===== PROVIDED DATA =====

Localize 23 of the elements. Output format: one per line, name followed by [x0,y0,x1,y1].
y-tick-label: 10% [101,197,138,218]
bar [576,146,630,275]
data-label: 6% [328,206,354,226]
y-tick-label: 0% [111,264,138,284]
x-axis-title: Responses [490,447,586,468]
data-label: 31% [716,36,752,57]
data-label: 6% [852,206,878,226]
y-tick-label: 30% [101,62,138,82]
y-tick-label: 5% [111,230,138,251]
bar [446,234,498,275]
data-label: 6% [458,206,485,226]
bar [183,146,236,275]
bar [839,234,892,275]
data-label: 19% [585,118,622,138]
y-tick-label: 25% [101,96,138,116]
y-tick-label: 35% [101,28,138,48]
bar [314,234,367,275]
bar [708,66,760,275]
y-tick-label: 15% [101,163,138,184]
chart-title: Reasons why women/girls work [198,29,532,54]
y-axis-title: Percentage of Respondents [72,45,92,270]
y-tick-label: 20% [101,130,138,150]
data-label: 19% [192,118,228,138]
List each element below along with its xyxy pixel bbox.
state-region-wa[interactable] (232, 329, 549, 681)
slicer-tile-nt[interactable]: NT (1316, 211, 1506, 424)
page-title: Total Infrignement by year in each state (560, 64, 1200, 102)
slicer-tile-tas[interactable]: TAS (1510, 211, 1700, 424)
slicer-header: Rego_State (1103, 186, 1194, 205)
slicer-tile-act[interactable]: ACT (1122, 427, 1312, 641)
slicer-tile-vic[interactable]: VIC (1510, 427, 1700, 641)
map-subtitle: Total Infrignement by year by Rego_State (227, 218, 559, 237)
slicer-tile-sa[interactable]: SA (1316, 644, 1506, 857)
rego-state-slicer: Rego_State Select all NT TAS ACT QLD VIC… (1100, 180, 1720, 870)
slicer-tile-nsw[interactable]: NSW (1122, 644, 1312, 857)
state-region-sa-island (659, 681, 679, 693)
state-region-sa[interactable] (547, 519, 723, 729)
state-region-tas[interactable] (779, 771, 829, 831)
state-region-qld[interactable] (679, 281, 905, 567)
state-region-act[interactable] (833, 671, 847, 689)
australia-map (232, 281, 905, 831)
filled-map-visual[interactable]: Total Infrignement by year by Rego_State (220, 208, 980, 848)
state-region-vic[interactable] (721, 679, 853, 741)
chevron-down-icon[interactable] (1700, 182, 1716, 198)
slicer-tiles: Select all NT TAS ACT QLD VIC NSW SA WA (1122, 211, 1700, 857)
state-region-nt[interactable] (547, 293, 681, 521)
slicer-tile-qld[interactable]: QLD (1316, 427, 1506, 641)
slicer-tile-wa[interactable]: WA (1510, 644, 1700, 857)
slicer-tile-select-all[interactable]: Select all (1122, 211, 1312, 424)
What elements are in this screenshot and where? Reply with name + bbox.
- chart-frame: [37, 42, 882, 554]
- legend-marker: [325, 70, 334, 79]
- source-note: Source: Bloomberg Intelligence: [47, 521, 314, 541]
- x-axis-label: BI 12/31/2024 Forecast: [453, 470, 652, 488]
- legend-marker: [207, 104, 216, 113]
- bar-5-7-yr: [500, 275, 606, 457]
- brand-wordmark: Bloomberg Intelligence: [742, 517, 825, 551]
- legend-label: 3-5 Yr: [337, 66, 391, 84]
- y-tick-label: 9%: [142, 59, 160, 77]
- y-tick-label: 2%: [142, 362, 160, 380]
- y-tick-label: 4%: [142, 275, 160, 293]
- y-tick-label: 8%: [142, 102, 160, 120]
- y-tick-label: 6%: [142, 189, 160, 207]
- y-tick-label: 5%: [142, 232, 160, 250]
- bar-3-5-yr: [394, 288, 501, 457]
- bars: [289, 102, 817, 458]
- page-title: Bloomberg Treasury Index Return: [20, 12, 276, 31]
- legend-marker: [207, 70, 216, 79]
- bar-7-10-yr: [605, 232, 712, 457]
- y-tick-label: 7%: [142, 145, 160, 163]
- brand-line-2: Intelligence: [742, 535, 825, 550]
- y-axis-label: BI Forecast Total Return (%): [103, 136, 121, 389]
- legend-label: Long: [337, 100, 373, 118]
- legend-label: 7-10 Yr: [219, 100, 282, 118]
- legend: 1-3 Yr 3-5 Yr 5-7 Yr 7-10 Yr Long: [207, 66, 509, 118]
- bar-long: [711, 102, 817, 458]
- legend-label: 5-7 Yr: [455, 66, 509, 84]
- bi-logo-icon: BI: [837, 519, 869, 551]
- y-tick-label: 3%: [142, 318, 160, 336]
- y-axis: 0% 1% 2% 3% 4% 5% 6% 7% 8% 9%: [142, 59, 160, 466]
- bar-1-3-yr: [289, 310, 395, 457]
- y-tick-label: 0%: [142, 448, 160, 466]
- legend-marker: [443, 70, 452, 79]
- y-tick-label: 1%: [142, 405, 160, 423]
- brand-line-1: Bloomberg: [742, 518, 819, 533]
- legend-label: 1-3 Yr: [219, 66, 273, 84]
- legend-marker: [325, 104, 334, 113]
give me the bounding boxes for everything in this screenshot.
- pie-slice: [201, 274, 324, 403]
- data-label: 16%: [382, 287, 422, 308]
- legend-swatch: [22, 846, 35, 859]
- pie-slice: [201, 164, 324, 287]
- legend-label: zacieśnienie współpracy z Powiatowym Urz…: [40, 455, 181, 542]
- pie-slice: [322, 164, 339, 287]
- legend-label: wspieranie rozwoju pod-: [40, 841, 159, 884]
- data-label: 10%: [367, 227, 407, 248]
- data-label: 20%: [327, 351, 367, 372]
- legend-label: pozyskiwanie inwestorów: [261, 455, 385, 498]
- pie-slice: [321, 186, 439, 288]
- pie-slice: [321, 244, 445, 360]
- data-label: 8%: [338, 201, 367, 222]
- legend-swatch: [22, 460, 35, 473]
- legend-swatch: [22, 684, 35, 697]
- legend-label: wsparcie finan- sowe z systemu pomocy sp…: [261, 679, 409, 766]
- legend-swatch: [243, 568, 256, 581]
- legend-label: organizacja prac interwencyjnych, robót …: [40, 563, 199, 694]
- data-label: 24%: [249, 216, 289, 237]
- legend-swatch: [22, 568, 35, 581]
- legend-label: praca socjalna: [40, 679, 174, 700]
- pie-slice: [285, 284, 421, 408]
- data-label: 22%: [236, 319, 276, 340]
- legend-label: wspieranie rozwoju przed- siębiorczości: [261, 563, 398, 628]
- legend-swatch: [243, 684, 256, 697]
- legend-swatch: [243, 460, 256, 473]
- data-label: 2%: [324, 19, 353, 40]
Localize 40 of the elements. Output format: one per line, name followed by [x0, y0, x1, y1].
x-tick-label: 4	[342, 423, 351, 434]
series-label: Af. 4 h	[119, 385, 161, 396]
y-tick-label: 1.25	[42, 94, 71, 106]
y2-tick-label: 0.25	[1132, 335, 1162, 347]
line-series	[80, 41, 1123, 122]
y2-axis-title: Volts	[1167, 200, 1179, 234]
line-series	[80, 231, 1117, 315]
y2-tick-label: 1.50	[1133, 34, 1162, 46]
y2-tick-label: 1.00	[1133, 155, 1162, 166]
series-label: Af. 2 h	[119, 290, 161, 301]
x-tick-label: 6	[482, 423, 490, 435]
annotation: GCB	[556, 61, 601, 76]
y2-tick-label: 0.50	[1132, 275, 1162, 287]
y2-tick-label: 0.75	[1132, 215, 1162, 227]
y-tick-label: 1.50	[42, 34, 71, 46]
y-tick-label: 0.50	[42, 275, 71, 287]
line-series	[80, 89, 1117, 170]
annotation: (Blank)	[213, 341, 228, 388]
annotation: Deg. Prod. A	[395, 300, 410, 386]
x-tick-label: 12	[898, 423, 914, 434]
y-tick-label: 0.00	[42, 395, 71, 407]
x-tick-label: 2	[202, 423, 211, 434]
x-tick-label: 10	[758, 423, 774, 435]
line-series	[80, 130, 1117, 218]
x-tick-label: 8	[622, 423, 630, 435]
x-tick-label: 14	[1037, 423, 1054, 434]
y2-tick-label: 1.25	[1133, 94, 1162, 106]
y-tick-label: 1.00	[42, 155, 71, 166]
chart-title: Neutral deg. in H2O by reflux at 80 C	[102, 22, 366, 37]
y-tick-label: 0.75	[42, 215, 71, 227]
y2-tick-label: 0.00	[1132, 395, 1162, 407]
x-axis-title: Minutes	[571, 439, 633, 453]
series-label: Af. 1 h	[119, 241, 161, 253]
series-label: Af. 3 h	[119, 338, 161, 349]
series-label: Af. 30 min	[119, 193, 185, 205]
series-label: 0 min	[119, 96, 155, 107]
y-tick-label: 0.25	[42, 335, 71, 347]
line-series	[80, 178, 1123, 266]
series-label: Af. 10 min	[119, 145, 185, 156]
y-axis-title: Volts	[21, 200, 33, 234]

=====

REQUIREMENT => Could you reproduce the lines from the very first one above through the line containing "slicer-tile-nt[interactable]: NT (1316, 211, 1506, 424)", swapping "bar" for "column" and keeping everything else as it is?

PROBLEM SOLUTION =>
Localize 23 of the elements. Output format: one per line, name followed by [x0,y0,x1,y1].
y-tick-label: 10% [101,197,138,218]
column [576,146,630,275]
data-label: 6% [328,206,354,226]
y-tick-label: 0% [111,264,138,284]
x-axis-title: Responses [490,447,586,468]
data-label: 31% [716,36,752,57]
data-label: 6% [852,206,878,226]
y-tick-label: 30% [101,62,138,82]
y-tick-label: 5% [111,230,138,251]
column [446,234,498,275]
data-label: 6% [458,206,485,226]
column [183,146,236,275]
column [839,234,892,275]
data-label: 19% [585,118,622,138]
y-tick-label: 25% [101,96,138,116]
y-tick-label: 35% [101,28,138,48]
column [314,234,367,275]
column [708,66,760,275]
y-tick-label: 15% [101,163,138,184]
chart-title: Reasons why women/girls work [198,29,532,54]
y-axis-title: Percentage of Respondents [72,45,92,270]
y-tick-label: 20% [101,130,138,150]
data-label: 19% [192,118,228,138]
List each element below along with its xyxy pixel bbox.
state-region-wa[interactable] (232, 329, 549, 681)
slicer-tile-nt[interactable]: NT (1316, 211, 1506, 424)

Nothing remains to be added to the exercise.